— start of Entries shown —

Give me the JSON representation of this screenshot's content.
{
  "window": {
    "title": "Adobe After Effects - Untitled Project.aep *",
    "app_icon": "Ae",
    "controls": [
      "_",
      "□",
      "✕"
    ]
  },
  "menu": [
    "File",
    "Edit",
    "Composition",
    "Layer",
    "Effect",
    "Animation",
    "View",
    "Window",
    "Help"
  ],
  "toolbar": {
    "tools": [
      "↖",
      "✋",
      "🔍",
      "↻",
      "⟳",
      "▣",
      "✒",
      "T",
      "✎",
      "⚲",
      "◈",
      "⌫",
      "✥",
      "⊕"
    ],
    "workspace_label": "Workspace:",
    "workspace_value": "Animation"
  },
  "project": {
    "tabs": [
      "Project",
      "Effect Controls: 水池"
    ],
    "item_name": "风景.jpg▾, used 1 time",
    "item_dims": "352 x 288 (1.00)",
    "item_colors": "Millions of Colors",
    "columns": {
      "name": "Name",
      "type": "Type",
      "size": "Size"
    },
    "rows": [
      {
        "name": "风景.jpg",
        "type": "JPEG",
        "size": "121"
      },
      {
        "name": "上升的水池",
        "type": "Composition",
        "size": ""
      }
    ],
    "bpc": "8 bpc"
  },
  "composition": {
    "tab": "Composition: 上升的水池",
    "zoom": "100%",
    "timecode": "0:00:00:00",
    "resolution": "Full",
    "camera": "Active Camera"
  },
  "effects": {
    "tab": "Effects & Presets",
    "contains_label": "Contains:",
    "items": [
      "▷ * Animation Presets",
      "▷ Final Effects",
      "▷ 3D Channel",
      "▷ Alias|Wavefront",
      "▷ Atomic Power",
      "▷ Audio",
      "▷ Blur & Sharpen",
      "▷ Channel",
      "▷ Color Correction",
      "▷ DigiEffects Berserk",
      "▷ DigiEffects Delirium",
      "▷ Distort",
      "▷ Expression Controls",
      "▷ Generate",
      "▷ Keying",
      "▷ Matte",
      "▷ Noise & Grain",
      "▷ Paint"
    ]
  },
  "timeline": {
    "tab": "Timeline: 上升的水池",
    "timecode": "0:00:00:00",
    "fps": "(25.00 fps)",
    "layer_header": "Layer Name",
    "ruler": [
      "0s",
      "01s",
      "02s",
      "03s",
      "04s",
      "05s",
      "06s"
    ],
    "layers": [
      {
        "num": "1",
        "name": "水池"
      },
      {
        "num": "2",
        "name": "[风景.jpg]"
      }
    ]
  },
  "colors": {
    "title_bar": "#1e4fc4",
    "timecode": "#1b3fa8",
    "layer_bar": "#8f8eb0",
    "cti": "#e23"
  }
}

— end of Entries shown —

#### [Exercise]
Each record above should be output again exactly.

#### [Task response]
Give me the JSON representation of this screenshot's content.
{
  "window": {
    "title": "Adobe After Effects - Untitled Project.aep *",
    "app_icon": "Ae",
    "controls": [
      "_",
      "□",
      "✕"
    ]
  },
  "menu": [
    "File",
    "Edit",
    "Composition",
    "Layer",
    "Effect",
    "Animation",
    "View",
    "Window",
    "Help"
  ],
  "toolbar": {
    "tools": [
      "↖",
      "✋",
      "🔍",
      "↻",
      "⟳",
      "▣",
      "✒",
      "T",
      "✎",
      "⚲",
      "◈",
      "⌫",
      "✥",
      "⊕"
    ],
    "workspace_label": "Workspace:",
    "workspace_value": "Animation"
  },
  "project": {
    "tabs": [
      "Project",
      "Effect Controls: 水池"
    ],
    "item_name": "风景.jpg▾, used 1 time",
    "item_dims": "352 x 288 (1.00)",
    "item_colors": "Millions of Colors",
    "columns": {
      "name": "Name",
      "type": "Type",
      "size": "Size"
    },
    "rows": [
      {
        "name": "风景.jpg",
        "type": "JPEG",
        "size": "121"
      },
      {
        "name": "上升的水池",
        "type": "Composition",
        "size": ""
      }
    ],
    "bpc": "8 bpc"
  },
  "composition": {
    "tab": "Composition: 上升的水池",
    "zoom": "100%",
    "timecode": "0:00:00:00",
    "resolution": "Full",
    "camera": "Active Camera"
  },
  "effects": {
    "tab": "Effects & Presets",
    "contains_label": "Contains:",
    "items": [
      "▷ * Animation Presets",
      "▷ Final Effects",
      "▷ 3D Channel",
      "▷ Alias|Wavefront",
      "▷ Atomic Power",
      "▷ Audio",
      "▷ Blur & Sharpen",
      "▷ Channel",
      "▷ Color Correction",
      "▷ DigiEffects Berserk",
      "▷ DigiEffects Delirium",
      "▷ Distort",
      "▷ Expression Controls",
      "▷ Generate",
      "▷ Keying",
      "▷ Matte",
      "▷ Noise & Grain",
      "▷ Paint"
    ]
  },
  "timeline": {
    "tab": "Timeline: 上升的水池",
    "timecode": "0:00:00:00",
    "fps": "(25.00 fps)",
    "layer_header": "Layer Name",
    "ruler": [
      "0s",
      "01s",
      "02s",
      "03s",
      "04s",
      "05s",
      "06s"
    ],
    "layers": [
      {
        "num": "1",
        "name": "水池"
      },
      {
        "num": "2",
        "name": "[风景.jpg]"
      }
    ]
  },
  "colors": {
    "title_bar": "#1e4fc4",
    "timecode": "#1b3fa8",
    "layer_bar": "#8f8eb0",
    "cti": "#e23"
  }
}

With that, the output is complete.